→ Exercise requirements
Return the data exactly, with all pictures removed.

- - - - - - -

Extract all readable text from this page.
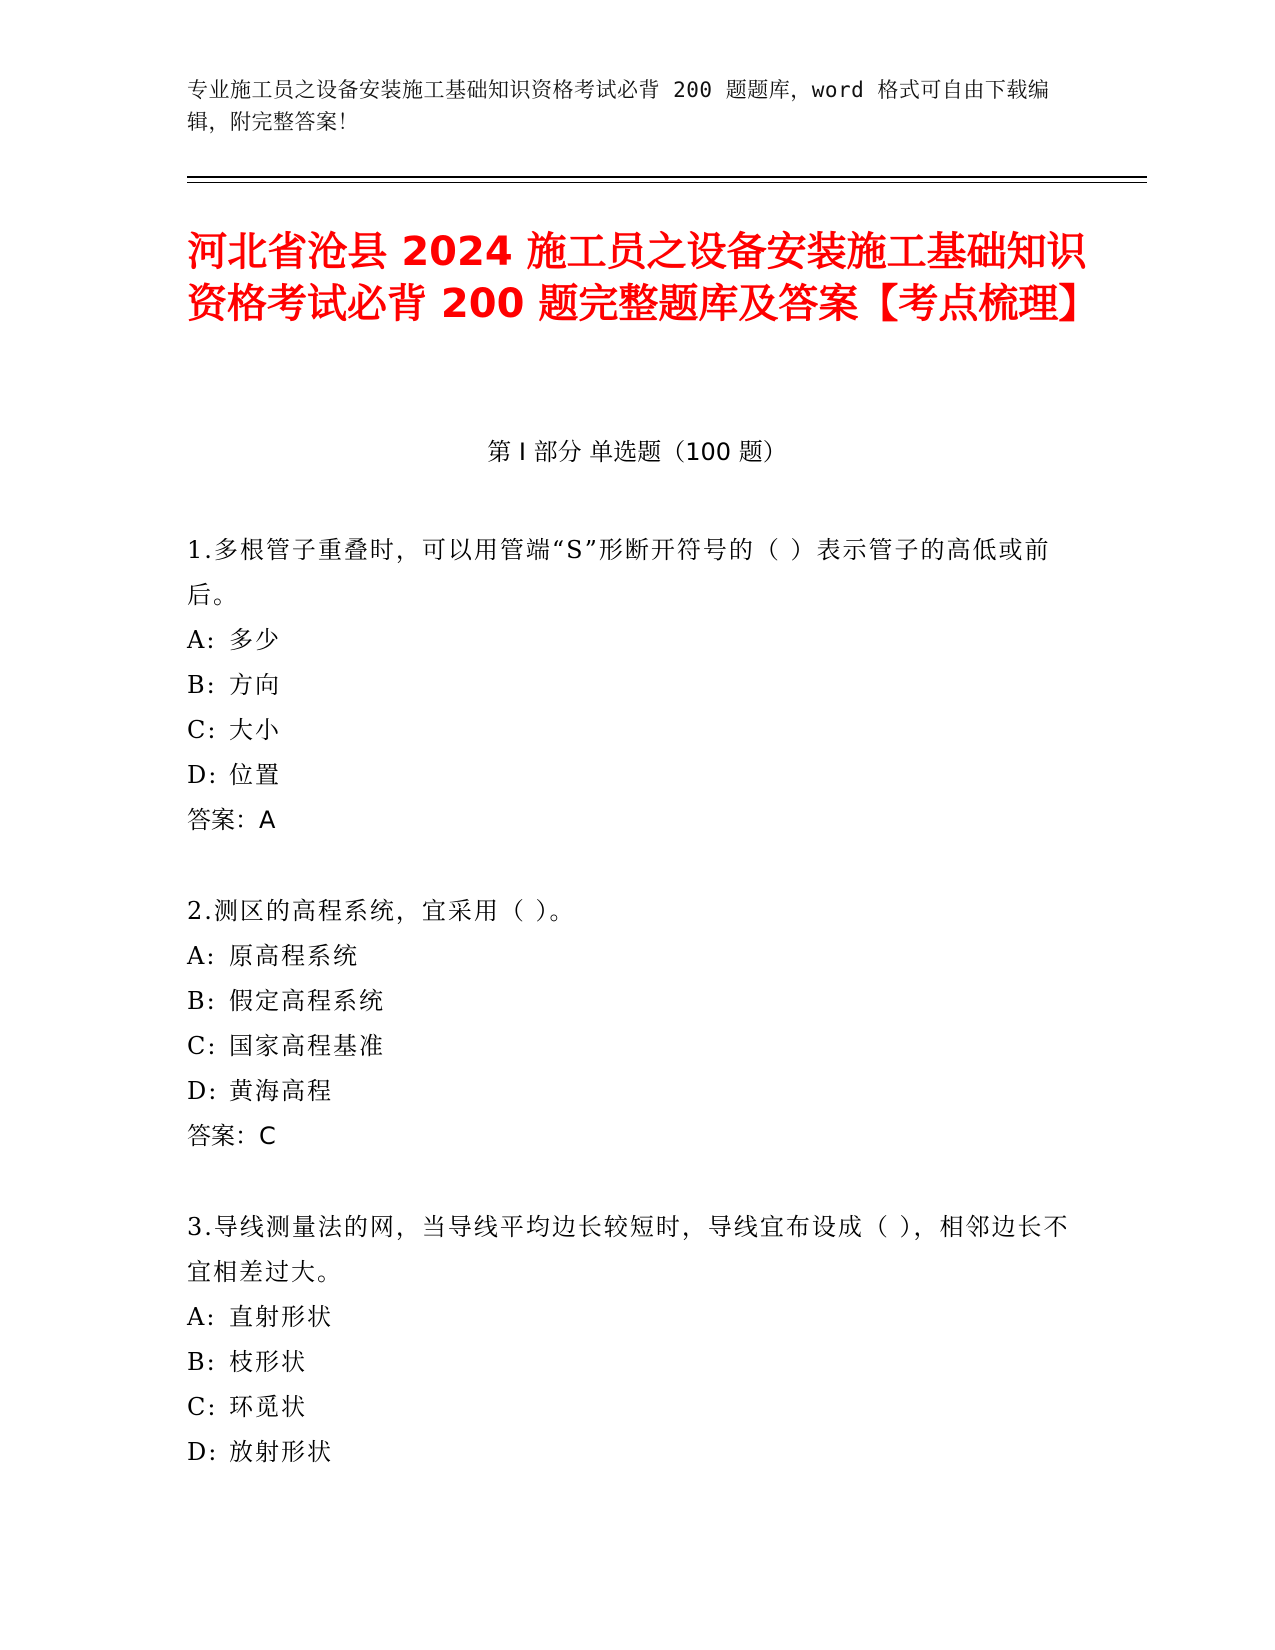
专业施工员之设备安装施工基础知识资格考试必背 200 题题库，word 格式可自由下载编辑，附完整答案！
河北省沧县 2024 施工员之设备安装施工基础知识资格考试必背 200 题完整题库及答案【考点梳理】
第 I 部分 单选题（100 题）

1.多根管子重叠时，可以用管端“S”形断开符号的（ ）表示管子的高低或前后。

A: 多少

B: 方向

C: 大小

D: 位置

答案：A

2.测区的高程系统，宜采用（ ）。

A: 原高程系统

B: 假定高程系统

C: 国家高程基准

D: 黄海高程

答案：C

3.导线测量法的网，当导线平均边长较短时，导线宜布设成（ ），相邻边长不宜相差过大。

A: 直射形状

B: 枝形状

C: 环觅状

D: 放射形状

- - - - - - -

→ Result for this exercise
Extract all readable text from this page.
专业施工员之设备安装施工基础知识资格考试必背 200 题题库，word 格式可自由下载编辑，附完整答案！
河北省沧县 2024 施工员之设备安装施工基础知识资格考试必背 200 题完整题库及答案【考点梳理】
第 I 部分 单选题（100 题）

1.多根管子重叠时，可以用管端“S”形断开符号的（ ）表示管子的高低或前后。

A: 多少

B: 方向

C: 大小

D: 位置

答案：A

2.测区的高程系统，宜采用（ ）。

A: 原高程系统

B: 假定高程系统

C: 国家高程基准

D: 黄海高程

答案：C

3.导线测量法的网，当导线平均边长较短时，导线宜布设成（ ），相邻边长不宜相差过大。

A: 直射形状

B: 枝形状

C: 环觅状

D: 放射形状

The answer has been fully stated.